* Records supplied *
========

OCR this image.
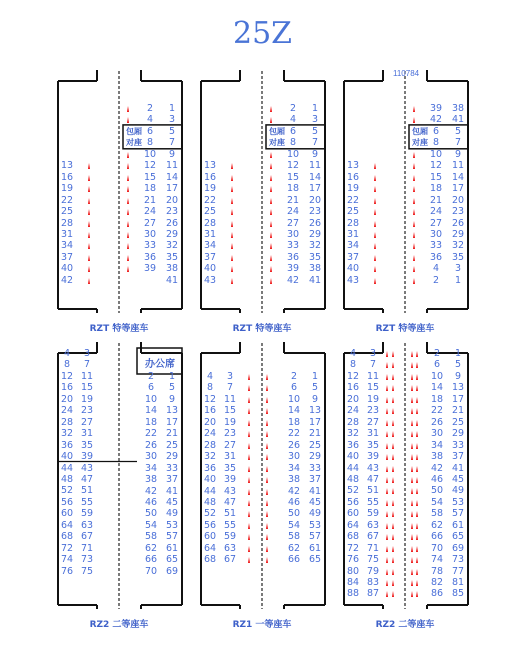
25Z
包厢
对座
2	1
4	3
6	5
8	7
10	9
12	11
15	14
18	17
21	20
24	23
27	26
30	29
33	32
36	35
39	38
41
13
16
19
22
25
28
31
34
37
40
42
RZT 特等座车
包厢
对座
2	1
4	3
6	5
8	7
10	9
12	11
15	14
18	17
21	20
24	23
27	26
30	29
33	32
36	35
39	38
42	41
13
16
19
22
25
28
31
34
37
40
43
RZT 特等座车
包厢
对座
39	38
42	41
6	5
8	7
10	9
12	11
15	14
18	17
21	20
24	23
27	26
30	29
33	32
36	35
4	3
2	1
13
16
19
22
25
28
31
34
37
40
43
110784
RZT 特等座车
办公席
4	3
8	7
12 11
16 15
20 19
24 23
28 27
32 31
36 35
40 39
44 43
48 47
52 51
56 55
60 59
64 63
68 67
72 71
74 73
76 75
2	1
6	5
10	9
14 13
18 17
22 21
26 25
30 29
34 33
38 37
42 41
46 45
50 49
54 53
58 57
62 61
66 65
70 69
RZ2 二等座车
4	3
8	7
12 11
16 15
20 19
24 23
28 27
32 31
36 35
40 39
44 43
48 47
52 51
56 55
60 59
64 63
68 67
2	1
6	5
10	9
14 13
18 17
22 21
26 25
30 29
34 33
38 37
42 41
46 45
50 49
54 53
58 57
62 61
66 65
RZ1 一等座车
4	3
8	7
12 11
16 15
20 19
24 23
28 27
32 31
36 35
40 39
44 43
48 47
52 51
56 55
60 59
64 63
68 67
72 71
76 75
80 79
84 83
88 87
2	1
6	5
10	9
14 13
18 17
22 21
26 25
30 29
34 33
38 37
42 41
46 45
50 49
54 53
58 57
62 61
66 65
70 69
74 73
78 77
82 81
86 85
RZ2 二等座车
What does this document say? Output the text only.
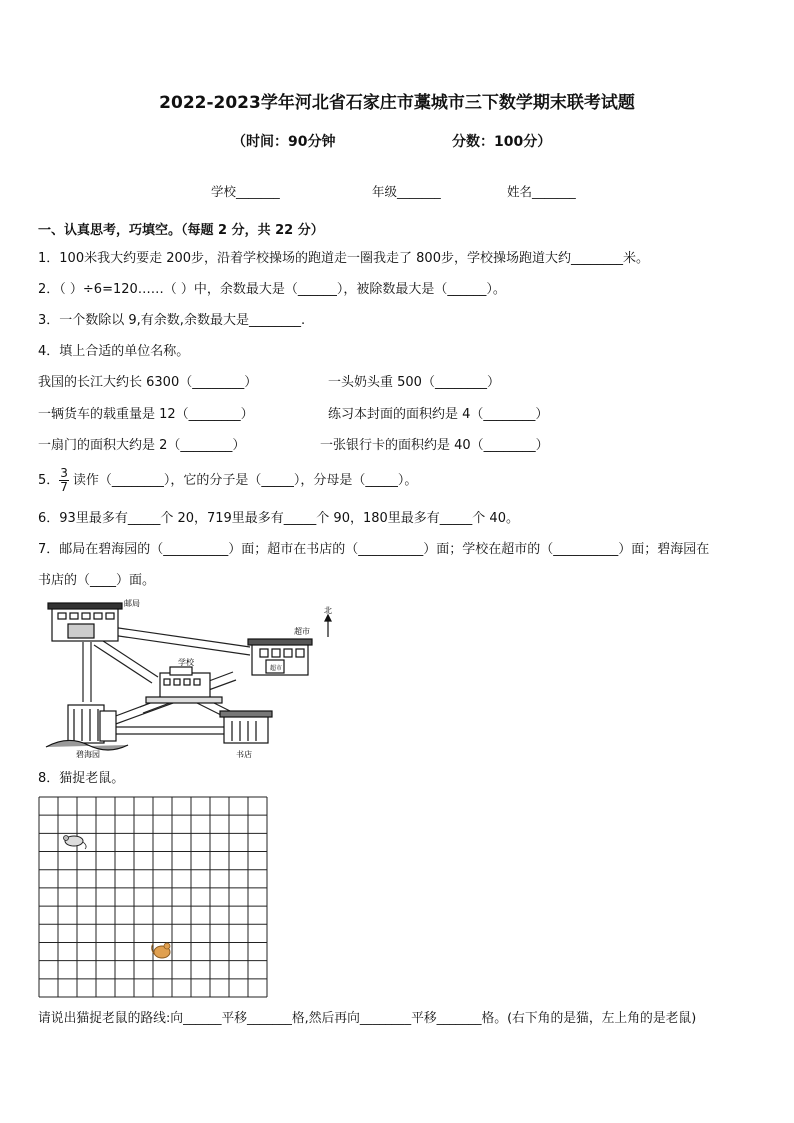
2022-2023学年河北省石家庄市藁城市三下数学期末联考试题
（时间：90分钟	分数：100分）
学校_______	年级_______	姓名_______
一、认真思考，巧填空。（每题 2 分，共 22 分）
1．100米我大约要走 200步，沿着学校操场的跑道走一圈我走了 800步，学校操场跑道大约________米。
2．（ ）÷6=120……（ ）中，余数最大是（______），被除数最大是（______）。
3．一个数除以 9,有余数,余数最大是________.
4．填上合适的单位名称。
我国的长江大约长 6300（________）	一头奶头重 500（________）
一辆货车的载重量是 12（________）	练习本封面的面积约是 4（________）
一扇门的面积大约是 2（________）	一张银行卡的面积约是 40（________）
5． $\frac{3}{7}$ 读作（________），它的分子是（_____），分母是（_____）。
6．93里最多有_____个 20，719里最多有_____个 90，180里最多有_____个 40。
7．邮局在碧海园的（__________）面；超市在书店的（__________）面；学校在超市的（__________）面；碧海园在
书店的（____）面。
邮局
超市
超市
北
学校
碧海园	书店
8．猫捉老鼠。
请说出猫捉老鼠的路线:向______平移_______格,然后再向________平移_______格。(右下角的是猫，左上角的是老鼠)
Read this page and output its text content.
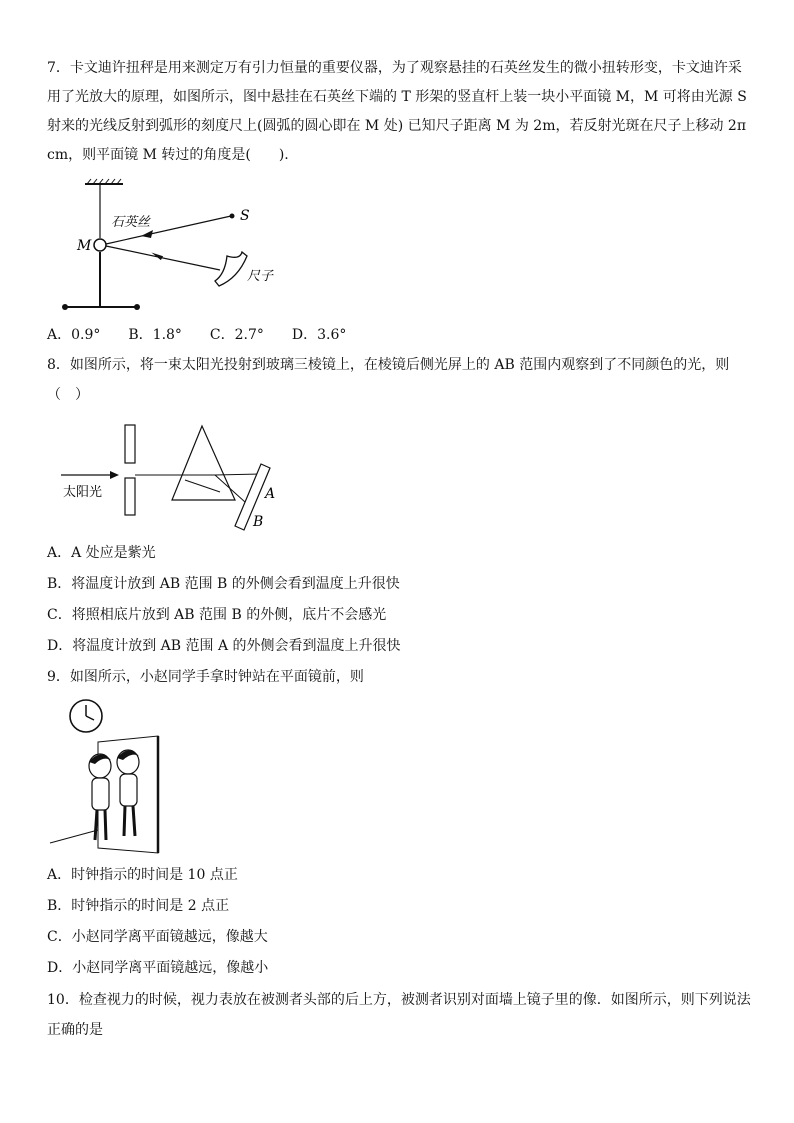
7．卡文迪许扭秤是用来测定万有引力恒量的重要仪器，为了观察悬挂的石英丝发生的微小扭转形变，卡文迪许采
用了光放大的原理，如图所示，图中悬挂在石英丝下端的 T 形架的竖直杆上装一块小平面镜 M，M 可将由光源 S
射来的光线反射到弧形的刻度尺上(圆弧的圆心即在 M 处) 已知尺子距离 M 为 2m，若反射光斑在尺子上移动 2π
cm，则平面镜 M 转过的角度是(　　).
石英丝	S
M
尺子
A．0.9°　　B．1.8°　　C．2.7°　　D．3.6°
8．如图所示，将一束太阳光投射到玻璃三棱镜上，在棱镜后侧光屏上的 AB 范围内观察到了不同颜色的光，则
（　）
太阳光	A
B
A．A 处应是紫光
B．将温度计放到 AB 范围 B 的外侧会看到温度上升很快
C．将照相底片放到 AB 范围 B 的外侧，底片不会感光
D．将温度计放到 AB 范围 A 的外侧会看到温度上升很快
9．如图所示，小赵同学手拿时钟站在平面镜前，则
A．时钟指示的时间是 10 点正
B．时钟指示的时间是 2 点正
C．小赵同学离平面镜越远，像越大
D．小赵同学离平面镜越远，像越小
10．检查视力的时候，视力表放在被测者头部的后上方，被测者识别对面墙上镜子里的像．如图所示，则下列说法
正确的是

========

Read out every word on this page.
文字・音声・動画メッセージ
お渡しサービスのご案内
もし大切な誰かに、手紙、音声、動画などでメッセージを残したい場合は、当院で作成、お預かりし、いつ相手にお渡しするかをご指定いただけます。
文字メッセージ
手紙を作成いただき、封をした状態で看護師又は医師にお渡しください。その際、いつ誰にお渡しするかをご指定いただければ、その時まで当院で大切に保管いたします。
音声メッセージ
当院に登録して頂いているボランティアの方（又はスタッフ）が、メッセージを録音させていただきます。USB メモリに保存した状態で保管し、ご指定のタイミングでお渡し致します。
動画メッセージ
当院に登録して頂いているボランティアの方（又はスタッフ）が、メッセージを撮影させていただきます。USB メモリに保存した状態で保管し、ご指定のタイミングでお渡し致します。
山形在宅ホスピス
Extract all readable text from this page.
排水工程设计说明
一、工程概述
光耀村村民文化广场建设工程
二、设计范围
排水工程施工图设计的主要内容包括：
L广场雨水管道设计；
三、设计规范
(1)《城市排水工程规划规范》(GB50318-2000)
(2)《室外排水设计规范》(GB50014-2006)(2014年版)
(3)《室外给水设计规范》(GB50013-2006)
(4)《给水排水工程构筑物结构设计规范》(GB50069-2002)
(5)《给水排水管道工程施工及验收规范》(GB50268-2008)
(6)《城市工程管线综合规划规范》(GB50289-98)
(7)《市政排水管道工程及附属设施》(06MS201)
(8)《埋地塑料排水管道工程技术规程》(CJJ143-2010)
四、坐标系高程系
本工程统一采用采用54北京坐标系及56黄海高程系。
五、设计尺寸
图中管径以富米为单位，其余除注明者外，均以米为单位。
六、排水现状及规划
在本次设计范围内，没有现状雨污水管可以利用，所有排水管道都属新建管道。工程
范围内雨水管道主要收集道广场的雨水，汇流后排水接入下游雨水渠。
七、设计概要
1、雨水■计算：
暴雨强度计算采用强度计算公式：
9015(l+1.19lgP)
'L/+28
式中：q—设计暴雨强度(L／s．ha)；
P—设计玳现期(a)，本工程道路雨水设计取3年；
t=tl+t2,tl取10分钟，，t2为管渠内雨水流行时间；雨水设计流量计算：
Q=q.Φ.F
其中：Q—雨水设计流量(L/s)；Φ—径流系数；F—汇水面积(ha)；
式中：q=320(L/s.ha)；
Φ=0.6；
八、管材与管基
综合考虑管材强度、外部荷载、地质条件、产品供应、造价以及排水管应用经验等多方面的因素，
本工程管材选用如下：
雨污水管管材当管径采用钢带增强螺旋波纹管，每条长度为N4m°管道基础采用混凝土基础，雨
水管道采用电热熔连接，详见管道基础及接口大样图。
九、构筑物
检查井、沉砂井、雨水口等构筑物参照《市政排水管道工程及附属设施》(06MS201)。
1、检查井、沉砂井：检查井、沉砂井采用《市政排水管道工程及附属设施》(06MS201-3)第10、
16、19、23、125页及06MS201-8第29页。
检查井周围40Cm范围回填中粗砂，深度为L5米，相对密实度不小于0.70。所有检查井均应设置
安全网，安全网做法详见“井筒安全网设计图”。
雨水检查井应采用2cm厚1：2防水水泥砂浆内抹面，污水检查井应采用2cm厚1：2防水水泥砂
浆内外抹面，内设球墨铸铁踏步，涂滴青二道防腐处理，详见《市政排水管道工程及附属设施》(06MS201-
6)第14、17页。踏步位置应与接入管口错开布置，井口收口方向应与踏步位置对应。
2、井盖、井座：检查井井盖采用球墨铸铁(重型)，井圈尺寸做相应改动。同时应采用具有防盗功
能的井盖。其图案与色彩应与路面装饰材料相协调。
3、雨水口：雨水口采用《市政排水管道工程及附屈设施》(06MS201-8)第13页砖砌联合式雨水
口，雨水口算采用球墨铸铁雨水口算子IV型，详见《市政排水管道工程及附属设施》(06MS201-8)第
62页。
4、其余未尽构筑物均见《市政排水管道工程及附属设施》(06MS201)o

========

* Written request *
Give the number of lines above that hold the word "如图所示", and nothing more.

* Exercise solution *
4